▸ **Dataset entries on figures**:
####################

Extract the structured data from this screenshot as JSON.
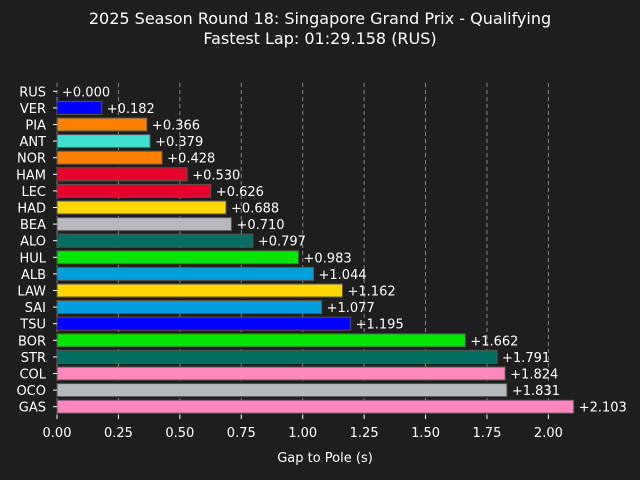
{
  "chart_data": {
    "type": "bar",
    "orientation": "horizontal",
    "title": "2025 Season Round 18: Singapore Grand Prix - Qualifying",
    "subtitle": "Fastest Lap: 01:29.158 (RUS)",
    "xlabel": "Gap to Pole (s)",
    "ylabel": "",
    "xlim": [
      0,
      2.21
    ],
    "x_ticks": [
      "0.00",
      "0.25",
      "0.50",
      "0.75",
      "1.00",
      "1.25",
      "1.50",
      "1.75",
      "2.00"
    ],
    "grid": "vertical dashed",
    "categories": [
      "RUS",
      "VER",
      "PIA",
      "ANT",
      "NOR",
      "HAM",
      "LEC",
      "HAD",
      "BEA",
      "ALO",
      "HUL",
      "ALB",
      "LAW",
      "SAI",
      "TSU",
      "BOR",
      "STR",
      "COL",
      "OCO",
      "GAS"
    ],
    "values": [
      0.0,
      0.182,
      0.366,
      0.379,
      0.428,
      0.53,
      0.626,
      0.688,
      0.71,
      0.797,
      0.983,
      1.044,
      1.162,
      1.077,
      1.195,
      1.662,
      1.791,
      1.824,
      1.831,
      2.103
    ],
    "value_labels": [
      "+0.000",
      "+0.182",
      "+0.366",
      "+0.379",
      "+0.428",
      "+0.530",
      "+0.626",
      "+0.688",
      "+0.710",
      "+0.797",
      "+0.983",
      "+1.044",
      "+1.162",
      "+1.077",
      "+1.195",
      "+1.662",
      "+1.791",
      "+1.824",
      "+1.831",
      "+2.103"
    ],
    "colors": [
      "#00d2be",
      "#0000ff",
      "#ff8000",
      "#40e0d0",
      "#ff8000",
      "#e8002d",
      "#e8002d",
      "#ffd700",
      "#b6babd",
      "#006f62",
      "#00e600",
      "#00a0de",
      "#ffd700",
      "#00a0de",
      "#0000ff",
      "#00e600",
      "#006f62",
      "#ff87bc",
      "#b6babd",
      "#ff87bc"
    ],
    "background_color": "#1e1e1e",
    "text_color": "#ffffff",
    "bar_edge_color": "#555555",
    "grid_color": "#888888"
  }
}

####################

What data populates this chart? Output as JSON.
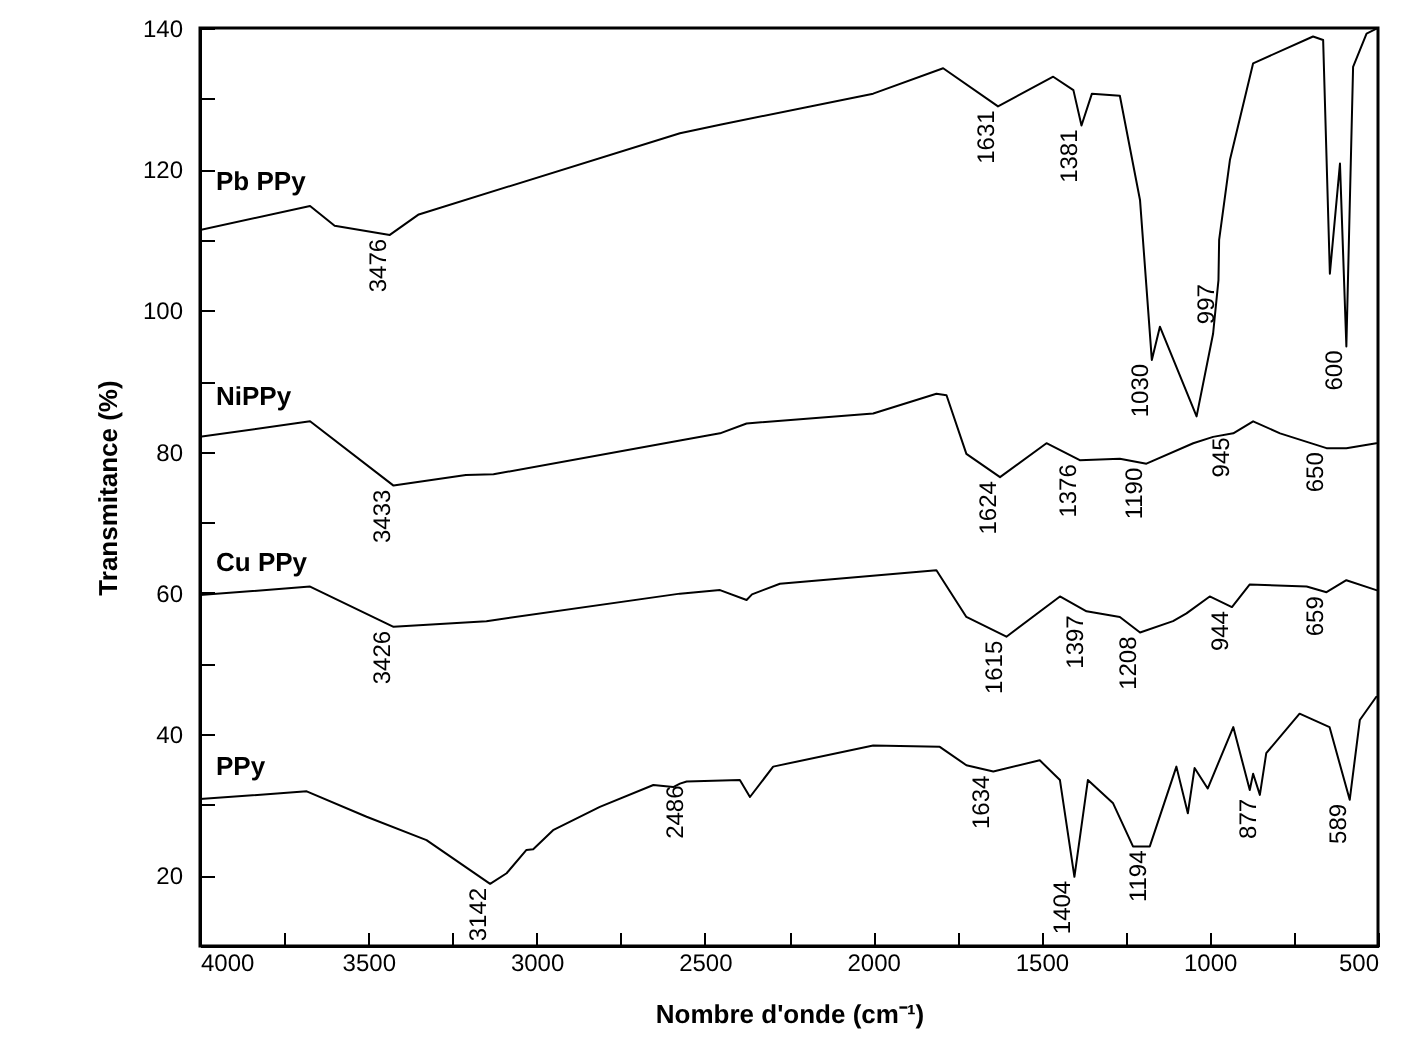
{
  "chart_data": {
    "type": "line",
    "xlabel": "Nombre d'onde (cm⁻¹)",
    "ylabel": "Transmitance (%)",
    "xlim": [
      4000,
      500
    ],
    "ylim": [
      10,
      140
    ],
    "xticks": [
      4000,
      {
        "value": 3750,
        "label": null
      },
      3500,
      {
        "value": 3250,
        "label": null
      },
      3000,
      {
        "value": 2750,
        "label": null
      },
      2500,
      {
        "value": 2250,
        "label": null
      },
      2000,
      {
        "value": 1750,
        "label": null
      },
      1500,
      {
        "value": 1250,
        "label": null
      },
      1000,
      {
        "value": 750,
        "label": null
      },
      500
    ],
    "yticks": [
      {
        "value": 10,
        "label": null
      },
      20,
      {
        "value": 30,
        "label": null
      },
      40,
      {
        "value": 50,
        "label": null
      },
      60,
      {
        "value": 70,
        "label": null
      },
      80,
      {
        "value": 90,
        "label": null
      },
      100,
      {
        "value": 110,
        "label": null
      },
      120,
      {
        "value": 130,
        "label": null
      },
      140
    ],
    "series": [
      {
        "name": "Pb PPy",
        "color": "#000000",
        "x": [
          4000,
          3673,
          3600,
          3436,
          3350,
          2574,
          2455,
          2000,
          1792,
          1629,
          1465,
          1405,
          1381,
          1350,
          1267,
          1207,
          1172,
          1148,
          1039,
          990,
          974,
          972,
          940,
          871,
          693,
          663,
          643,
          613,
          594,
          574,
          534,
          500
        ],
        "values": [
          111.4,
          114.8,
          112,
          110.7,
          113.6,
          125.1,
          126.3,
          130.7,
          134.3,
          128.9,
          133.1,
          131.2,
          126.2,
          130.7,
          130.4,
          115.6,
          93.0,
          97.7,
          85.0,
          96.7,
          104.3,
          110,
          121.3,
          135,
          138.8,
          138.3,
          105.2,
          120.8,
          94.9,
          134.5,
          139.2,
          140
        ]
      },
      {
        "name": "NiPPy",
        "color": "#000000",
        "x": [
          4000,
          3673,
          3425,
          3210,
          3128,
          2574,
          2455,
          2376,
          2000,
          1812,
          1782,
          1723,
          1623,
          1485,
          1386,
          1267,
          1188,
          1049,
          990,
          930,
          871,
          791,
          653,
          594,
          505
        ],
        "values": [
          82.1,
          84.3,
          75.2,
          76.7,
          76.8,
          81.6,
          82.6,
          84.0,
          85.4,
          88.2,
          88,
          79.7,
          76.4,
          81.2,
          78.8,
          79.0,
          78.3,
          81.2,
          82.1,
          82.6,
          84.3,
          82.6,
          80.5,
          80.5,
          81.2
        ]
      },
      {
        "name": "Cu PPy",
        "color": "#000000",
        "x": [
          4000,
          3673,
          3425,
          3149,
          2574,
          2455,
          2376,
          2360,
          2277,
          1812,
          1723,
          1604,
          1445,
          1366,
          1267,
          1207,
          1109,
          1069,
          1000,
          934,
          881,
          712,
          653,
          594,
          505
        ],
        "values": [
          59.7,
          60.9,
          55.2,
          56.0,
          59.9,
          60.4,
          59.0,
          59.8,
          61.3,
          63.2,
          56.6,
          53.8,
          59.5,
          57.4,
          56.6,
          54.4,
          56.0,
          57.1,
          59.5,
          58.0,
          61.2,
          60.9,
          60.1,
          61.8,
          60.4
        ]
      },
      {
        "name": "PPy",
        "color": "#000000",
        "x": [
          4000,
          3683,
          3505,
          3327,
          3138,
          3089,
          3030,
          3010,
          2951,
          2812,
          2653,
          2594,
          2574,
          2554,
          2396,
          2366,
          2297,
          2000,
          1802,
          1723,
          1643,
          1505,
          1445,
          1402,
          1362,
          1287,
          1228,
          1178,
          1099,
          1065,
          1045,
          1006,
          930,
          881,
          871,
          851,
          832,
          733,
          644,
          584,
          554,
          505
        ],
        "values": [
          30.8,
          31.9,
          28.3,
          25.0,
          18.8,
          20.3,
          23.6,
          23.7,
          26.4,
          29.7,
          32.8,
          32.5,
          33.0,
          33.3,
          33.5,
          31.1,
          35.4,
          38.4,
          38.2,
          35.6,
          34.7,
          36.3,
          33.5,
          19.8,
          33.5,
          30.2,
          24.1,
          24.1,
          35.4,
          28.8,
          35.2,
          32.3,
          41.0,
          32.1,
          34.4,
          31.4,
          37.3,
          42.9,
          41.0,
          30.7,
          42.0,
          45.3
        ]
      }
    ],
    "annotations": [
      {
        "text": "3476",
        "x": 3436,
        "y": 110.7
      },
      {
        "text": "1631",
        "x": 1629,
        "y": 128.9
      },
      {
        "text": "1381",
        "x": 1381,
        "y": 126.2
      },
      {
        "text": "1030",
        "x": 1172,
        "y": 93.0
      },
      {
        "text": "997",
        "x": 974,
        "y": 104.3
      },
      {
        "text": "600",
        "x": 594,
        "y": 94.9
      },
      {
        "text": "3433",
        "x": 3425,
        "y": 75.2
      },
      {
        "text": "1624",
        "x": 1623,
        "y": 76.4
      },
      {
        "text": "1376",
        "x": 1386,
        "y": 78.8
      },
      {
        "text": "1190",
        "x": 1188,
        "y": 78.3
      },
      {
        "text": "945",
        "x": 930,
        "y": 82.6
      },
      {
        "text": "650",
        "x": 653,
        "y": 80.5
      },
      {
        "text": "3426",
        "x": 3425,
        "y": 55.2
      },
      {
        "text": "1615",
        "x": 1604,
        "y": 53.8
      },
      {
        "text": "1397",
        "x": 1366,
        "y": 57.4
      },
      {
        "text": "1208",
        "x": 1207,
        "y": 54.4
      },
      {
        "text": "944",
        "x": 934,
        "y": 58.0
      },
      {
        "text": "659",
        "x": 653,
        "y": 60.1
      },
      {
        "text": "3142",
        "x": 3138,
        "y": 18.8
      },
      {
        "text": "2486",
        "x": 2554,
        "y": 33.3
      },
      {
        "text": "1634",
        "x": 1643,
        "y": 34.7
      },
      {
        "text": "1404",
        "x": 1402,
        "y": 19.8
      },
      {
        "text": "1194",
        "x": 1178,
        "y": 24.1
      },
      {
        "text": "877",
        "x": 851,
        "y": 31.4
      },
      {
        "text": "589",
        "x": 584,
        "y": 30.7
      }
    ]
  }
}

####################

▸ **Stated task**: Return every line of the preceding records in which the word "xlabel" appears.

▸ **Solution for this problem**:
    "xlabel": "Gap to Pole (s)",
    "xlabel": "Nombre d'onde (cm⁻¹)",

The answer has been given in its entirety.